[Data records]
## Begin

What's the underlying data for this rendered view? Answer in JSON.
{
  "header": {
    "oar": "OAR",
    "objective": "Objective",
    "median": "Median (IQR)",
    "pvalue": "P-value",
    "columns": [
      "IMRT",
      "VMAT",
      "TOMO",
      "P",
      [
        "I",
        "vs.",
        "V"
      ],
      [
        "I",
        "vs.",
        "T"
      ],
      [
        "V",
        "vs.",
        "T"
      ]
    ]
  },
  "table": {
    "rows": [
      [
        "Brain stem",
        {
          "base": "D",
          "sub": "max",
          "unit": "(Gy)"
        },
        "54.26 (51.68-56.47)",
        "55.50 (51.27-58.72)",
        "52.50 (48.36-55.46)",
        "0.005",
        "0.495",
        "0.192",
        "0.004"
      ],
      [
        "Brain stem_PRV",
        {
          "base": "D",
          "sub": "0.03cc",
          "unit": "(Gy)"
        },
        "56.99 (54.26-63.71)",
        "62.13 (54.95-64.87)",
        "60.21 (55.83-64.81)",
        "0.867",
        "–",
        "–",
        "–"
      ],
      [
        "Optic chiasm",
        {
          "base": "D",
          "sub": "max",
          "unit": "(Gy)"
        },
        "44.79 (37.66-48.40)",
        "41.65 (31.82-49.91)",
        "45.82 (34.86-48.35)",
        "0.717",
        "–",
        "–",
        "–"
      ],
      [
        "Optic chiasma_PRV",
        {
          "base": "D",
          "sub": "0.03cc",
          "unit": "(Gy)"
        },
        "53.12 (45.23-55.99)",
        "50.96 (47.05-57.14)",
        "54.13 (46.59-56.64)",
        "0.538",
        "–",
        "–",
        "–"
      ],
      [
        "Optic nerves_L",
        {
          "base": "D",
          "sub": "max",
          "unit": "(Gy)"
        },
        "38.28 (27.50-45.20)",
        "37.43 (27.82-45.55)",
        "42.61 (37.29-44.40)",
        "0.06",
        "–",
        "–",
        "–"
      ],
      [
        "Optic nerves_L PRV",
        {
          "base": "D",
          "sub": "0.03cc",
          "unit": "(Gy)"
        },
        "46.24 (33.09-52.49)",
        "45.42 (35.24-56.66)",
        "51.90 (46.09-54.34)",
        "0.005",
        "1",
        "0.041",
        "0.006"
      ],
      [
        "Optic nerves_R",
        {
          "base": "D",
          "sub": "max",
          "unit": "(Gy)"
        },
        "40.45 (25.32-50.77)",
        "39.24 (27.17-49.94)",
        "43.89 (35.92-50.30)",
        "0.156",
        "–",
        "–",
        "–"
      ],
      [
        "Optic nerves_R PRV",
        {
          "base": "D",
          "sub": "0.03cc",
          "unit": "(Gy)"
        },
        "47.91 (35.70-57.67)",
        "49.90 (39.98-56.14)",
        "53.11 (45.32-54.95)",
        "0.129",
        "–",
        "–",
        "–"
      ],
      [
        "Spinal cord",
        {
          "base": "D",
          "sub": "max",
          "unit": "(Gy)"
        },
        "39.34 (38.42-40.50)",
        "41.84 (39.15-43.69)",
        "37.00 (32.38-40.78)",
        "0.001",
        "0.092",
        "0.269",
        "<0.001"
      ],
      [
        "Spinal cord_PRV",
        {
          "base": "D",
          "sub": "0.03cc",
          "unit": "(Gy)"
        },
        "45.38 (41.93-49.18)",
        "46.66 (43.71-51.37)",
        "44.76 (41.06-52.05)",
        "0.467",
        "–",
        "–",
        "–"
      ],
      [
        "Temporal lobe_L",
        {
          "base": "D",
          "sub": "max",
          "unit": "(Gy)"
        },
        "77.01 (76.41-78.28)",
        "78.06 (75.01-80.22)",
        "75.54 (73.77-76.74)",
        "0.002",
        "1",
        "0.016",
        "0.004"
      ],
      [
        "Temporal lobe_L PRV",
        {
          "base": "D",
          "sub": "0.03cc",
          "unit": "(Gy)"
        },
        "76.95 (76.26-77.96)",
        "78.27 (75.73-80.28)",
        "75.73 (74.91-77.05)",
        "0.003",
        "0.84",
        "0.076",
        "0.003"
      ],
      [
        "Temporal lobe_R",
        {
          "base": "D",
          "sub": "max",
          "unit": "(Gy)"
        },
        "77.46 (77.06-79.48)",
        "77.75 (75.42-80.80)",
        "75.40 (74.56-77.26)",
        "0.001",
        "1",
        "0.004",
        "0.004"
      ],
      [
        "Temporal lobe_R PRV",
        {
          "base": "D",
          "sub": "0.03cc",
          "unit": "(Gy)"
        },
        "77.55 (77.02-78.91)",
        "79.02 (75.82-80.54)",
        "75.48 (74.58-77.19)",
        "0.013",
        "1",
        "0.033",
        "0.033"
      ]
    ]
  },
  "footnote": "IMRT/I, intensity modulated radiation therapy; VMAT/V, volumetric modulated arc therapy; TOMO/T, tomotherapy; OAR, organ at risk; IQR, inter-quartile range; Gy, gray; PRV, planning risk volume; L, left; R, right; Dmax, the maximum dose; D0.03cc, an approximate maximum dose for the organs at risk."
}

## End

What is asked: Copy out each line of the data where the string "TOMO" appears.

Finished exercise:
      "TOMO",
  "footnote": "IMRT/I, intensity modulated radiation therapy; VMAT/V, volumetric modulated arc therapy; TOMO/T, tomotherapy; OAR, organ at risk; IQR, inter-quartile range; Gy, gray; PRV, planning risk volume; L, left; R, right; Dmax, the maximum dose; D0.03cc, an approximate maximum dose for the organs at risk."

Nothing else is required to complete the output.